Print all the records exactly, please.

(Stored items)
····················

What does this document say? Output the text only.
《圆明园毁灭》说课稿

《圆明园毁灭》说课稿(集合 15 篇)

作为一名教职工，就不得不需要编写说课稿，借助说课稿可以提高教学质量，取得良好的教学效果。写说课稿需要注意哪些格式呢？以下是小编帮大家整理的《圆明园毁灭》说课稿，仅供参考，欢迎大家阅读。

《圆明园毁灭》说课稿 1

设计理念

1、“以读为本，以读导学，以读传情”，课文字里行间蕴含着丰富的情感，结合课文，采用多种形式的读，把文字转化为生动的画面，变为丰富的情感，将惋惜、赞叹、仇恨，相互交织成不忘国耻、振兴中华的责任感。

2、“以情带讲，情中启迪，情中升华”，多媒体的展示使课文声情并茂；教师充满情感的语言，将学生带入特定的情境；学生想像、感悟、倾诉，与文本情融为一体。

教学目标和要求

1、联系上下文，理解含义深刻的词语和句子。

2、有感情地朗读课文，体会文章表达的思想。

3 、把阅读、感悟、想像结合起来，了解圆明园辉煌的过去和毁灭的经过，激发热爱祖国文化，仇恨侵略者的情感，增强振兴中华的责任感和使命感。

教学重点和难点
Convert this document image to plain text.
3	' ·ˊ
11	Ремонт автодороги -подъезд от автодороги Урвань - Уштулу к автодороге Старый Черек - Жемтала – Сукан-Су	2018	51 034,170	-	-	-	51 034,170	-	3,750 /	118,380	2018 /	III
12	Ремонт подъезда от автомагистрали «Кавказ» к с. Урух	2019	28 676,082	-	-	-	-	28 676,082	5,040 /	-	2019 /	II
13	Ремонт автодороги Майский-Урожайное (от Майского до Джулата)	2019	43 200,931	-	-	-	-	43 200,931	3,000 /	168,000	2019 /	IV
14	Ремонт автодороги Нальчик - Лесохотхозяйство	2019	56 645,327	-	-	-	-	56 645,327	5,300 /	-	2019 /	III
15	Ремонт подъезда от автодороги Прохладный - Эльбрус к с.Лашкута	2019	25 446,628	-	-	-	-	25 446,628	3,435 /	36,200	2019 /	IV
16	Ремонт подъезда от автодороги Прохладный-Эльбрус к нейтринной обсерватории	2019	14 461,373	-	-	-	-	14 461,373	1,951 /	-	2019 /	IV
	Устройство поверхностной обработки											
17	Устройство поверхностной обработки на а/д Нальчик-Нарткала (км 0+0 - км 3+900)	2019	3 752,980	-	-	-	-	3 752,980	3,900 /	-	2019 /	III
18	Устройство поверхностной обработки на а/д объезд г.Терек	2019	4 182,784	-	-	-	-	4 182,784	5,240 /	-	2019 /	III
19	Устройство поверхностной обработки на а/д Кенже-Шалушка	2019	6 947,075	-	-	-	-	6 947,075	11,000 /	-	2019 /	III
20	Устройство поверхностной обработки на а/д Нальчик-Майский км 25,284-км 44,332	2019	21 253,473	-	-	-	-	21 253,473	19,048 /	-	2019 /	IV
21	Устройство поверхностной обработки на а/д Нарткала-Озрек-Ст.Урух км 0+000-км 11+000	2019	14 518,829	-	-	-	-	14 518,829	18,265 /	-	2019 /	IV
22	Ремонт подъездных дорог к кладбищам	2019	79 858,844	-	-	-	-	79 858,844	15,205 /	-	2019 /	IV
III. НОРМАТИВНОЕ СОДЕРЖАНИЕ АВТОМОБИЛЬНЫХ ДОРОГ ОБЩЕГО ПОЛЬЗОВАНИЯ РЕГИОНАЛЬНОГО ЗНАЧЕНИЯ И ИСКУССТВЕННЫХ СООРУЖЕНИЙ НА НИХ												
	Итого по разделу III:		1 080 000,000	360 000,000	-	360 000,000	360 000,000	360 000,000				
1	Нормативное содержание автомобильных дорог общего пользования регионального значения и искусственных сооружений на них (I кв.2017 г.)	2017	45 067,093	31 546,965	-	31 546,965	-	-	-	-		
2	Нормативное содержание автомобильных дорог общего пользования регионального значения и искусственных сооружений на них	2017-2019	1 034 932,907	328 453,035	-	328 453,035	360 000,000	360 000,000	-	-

····················

(THE RESPONSE)
What does this document say? Output the text only.
《圆明园毁灭》说课稿

《圆明园毁灭》说课稿(集合 15 篇)

作为一名教职工，就不得不需要编写说课稿，借助说课稿可以提高教学质量，取得良好的教学效果。写说课稿需要注意哪些格式呢？以下是小编帮大家整理的《圆明园毁灭》说课稿，仅供参考，欢迎大家阅读。

《圆明园毁灭》说课稿 1

设计理念

1、“以读为本，以读导学，以读传情”，课文字里行间蕴含着丰富的情感，结合课文，采用多种形式的读，把文字转化为生动的画面，变为丰富的情感，将惋惜、赞叹、仇恨，相互交织成不忘国耻、振兴中华的责任感。

2、“以情带讲，情中启迪，情中升华”，多媒体的展示使课文声情并茂；教师充满情感的语言，将学生带入特定的情境；学生想像、感悟、倾诉，与文本情融为一体。

教学目标和要求

1、联系上下文，理解含义深刻的词语和句子。

2、有感情地朗读课文，体会文章表达的思想。

3 、把阅读、感悟、想像结合起来，了解圆明园辉煌的过去和毁灭的经过，激发热爱祖国文化，仇恨侵略者的情感，增强振兴中华的责任感和使命感。

教学重点和难点
Convert this document image to plain text.
3	' ·ˊ
11	Ремонт автодороги -подъезд от автодороги Урвань - Уштулу к автодороге Старый Черек - Жемтала – Сукан-Су	2018	51 034,170	-	-	-	51 034,170	-	3,750 /	118,380	2018 /	III
12	Ремонт подъезда от автомагистрали «Кавказ» к с. Урух	2019	28 676,082	-	-	-	-	28 676,082	5,040 /	-	2019 /	II
13	Ремонт автодороги Майский-Урожайное (от Майского до Джулата)	2019	43 200,931	-	-	-	-	43 200,931	3,000 /	168,000	2019 /	IV
14	Ремонт автодороги Нальчик - Лесохотхозяйство	2019	56 645,327	-	-	-	-	56 645,327	5,300 /	-	2019 /	III
15	Ремонт подъезда от автодороги Прохладный - Эльбрус к с.Лашкута	2019	25 446,628	-	-	-	-	25 446,628	3,435 /	36,200	2019 /	IV
16	Ремонт подъезда от автодороги Прохладный-Эльбрус к нейтринной обсерватории	2019	14 461,373	-	-	-	-	14 461,373	1,951 /	-	2019 /	IV
	Устройство поверхностной обработки											
17	Устройство поверхностной обработки на а/д Нальчик-Нарткала (км 0+0 - км 3+900)	2019	3 752,980	-	-	-	-	3 752,980	3,900 /	-	2019 /	III
18	Устройство поверхностной обработки на а/д объезд г.Терек	2019	4 182,784	-	-	-	-	4 182,784	5,240 /	-	2019 /	III
19	Устройство поверхностной обработки на а/д Кенже-Шалушка	2019	6 947,075	-	-	-	-	6 947,075	11,000 /	-	2019 /	III
20	Устройство поверхностной обработки на а/д Нальчик-Майский км 25,284-км 44,332	2019	21 253,473	-	-	-	-	21 253,473	19,048 /	-	2019 /	IV
21	Устройство поверхностной обработки на а/д Нарткала-Озрек-Ст.Урух км 0+000-км 11+000	2019	14 518,829	-	-	-	-	14 518,829	18,265 /	-	2019 /	IV
22	Ремонт подъездных дорог к кладбищам	2019	79 858,844	-	-	-	-	79 858,844	15,205 /	-	2019 /	IV
III. НОРМАТИВНОЕ СОДЕРЖАНИЕ АВТОМОБИЛЬНЫХ ДОРОГ ОБЩЕГО ПОЛЬЗОВАНИЯ РЕГИОНАЛЬНОГО ЗНАЧЕНИЯ И ИСКУССТВЕННЫХ СООРУЖЕНИЙ НА НИХ												
	Итого по разделу III:		1 080 000,000	360 000,000	-	360 000,000	360 000,000	360 000,000				
1	Нормативное содержание автомобильных дорог общего пользования регионального значения и искусственных сооружений на них (I кв.2017 г.)	2017	45 067,093	31 546,965	-	31 546,965	-	-	-	-		
2	Нормативное содержание автомобильных дорог общего пользования регионального значения и искусственных сооружений на них	2017-2019	1 034 932,907	328 453,035	-	328 453,035	360 000,000	360 000,000	-	-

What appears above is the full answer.